INSTRUCTIONS TO FOLLOW
In your copy, reproduce the entries exactly as they are, minus the images.

Data records
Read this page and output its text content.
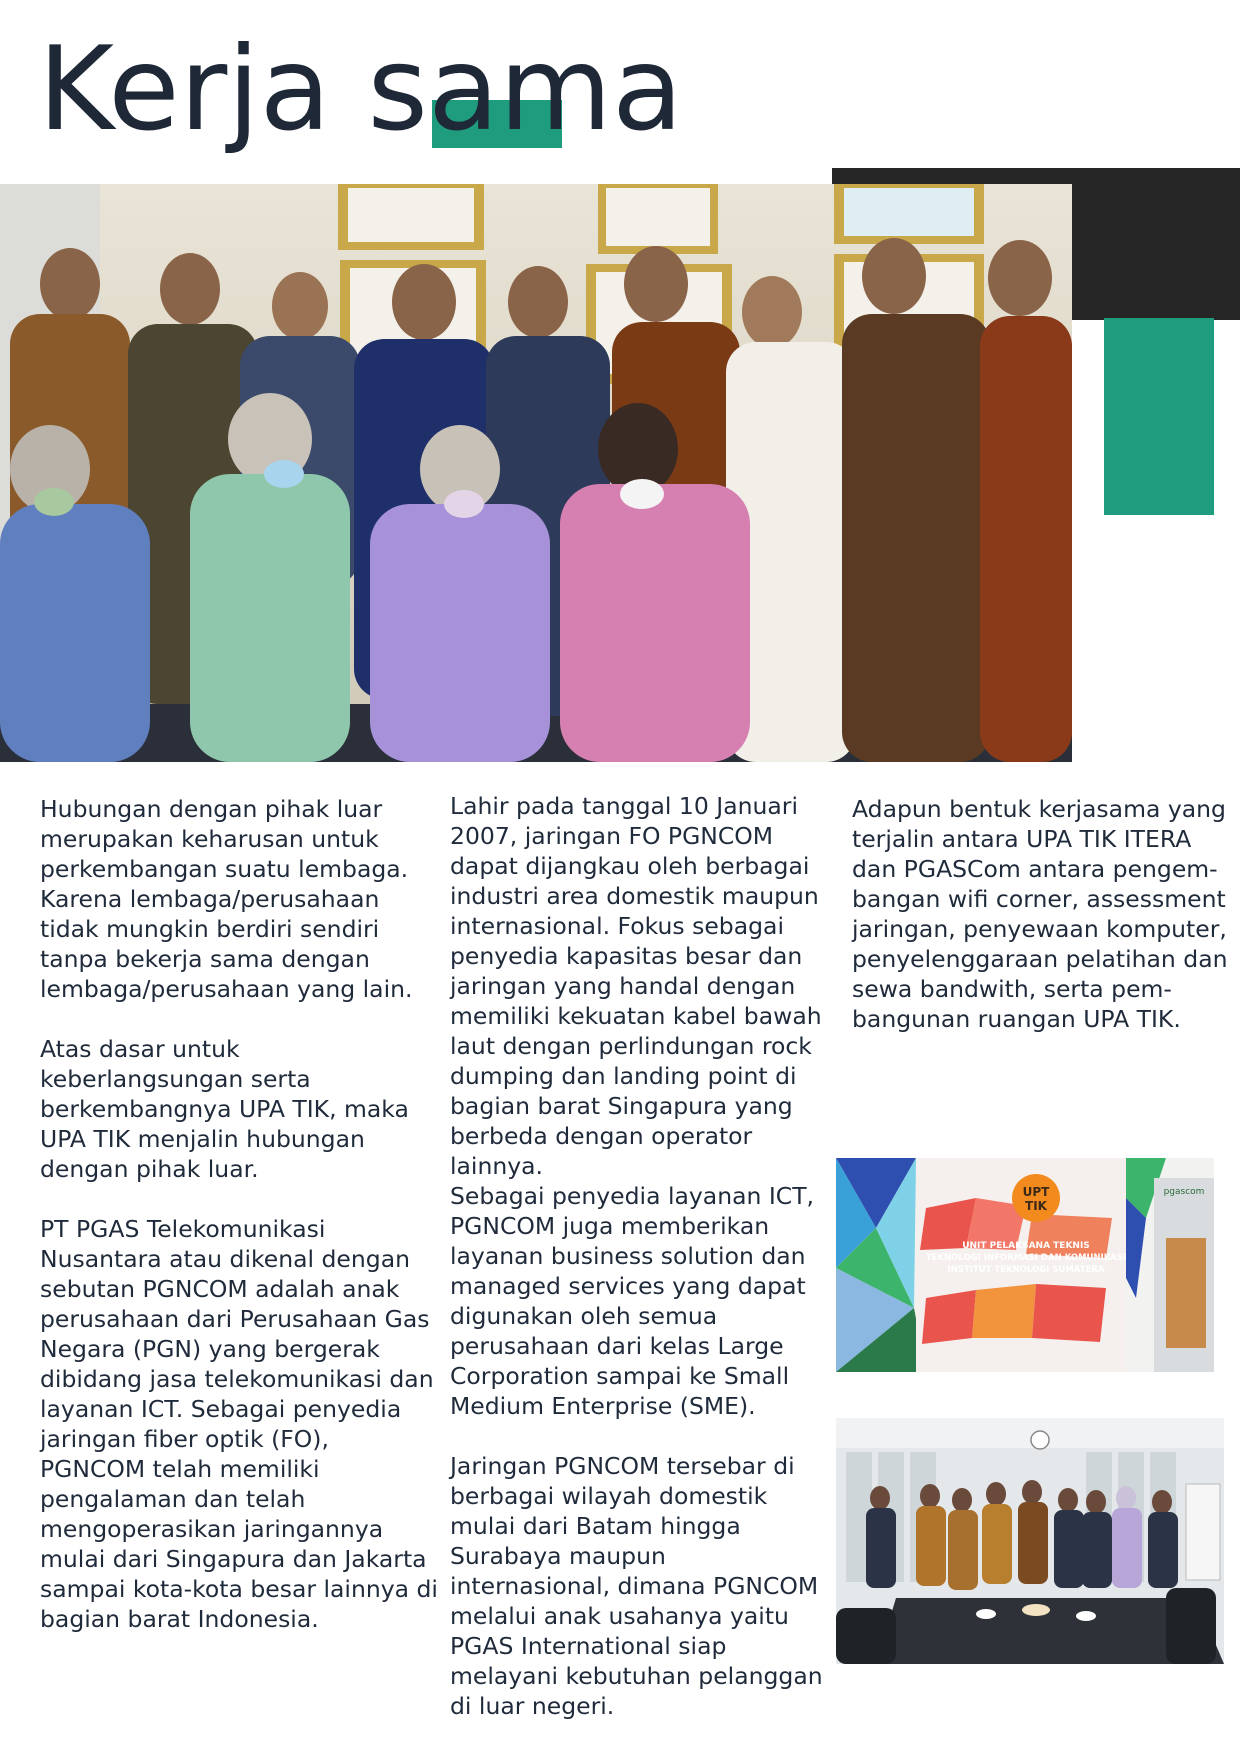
Kerja sama

Hubungan dengan pihak luar merupakan keharusan untuk perkembangan suatu lembaga. Karena lembaga/perusahaan tidak mungkin berdiri sendiri tanpa bekerja sama dengan lembaga/perusahaan yang lain.

Atas dasar untuk keberlangsungan serta berkembangnya UPA TIK, maka UPA TIK menjalin hubungan dengan pihak luar.

PT PGAS Telekomunikasi Nusantara atau dikenal dengan sebutan PGNCOM adalah anak perusahaan dari Perusahaan Gas Negara (PGN) yang bergerak dibidang jasa telekomunikasi dan layanan ICT. Sebagai penyedia jaringan fiber optik (FO), PGNCOM telah memiliki pengalaman dan telah mengoperasikan jaringannya mulai dari Singapura dan Jakarta sampai kota-kota besar lainnya di bagian barat Indonesia.

Lahir pada tanggal 10 Januari 2007, jaringan FO PGNCOM dapat dijangkau oleh berbagai industri area domestik maupun internasional. Fokus sebagai penyedia kapasitas besar dan jaringan yang handal dengan memiliki kekuatan kabel bawah laut dengan perlindungan rock dumping dan landing point di bagian barat Singapura yang berbeda dengan operator lainnya.

Sebagai penyedia layanan ICT, PGNCOM juga memberikan layanan business solution dan managed services yang dapat digunakan oleh semua perusahaan dari kelas Large Corporation sampai ke Small Medium Enterprise (SME).

Jaringan PGNCOM tersebar di berbagai wilayah domestik mulai dari Batam hingga Surabaya maupun internasional, dimana PGNCOM melalui anak usahanya yaitu PGAS International siap melayani kebutuhan pelanggan di luar negeri.

Adapun bentuk kerjasama yang terjalin antara UPA TIK ITERA dan PGASCom antara pengem-bangan wifi corner, assessment jaringan, penyewaan komputer, penyelenggaraan pelatihan dan sewa bandwith, serta pem-bangunan ruangan UPA TIK.

UPT
TIK
UNIT PELAKSANA TEKNIS
TEKNOLOGI INFORMASI DAN KOMUNIKASI
INSTITUT TEKNOLOGI SUMATERA
pgascom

OUTPUT FOR THIS TASK
Read this page and output its text content.
Kerja sama

Hubungan dengan pihak luar merupakan keharusan untuk perkembangan suatu lembaga. Karena lembaga/perusahaan tidak mungkin berdiri sendiri tanpa bekerja sama dengan lembaga/perusahaan yang lain.

Atas dasar untuk keberlangsungan serta berkembangnya UPA TIK, maka UPA TIK menjalin hubungan dengan pihak luar.

PT PGAS Telekomunikasi Nusantara atau dikenal dengan sebutan PGNCOM adalah anak perusahaan dari Perusahaan Gas Negara (PGN) yang bergerak dibidang jasa telekomunikasi dan layanan ICT. Sebagai penyedia jaringan fiber optik (FO), PGNCOM telah memiliki pengalaman dan telah mengoperasikan jaringannya mulai dari Singapura dan Jakarta sampai kota-kota besar lainnya di bagian barat Indonesia.

Lahir pada tanggal 10 Januari 2007, jaringan FO PGNCOM dapat dijangkau oleh berbagai industri area domestik maupun internasional. Fokus sebagai penyedia kapasitas besar dan jaringan yang handal dengan memiliki kekuatan kabel bawah laut dengan perlindungan rock dumping dan landing point di bagian barat Singapura yang berbeda dengan operator lainnya.

Sebagai penyedia layanan ICT, PGNCOM juga memberikan layanan business solution dan managed services yang dapat digunakan oleh semua perusahaan dari kelas Large Corporation sampai ke Small Medium Enterprise (SME).

Jaringan PGNCOM tersebar di berbagai wilayah domestik mulai dari Batam hingga Surabaya maupun internasional, dimana PGNCOM melalui anak usahanya yaitu PGAS International siap melayani kebutuhan pelanggan di luar negeri.

Adapun bentuk kerjasama yang terjalin antara UPA TIK ITERA dan PGASCom antara pengem-bangan wifi corner, assessment jaringan, penyewaan komputer, penyelenggaraan pelatihan dan sewa bandwith, serta pem-bangunan ruangan UPA TIK.

UPT
TIK
UNIT PELAKSANA TEKNIS
TEKNOLOGI INFORMASI DAN KOMUNIKASI
INSTITUT TEKNOLOGI SUMATERA
pgascom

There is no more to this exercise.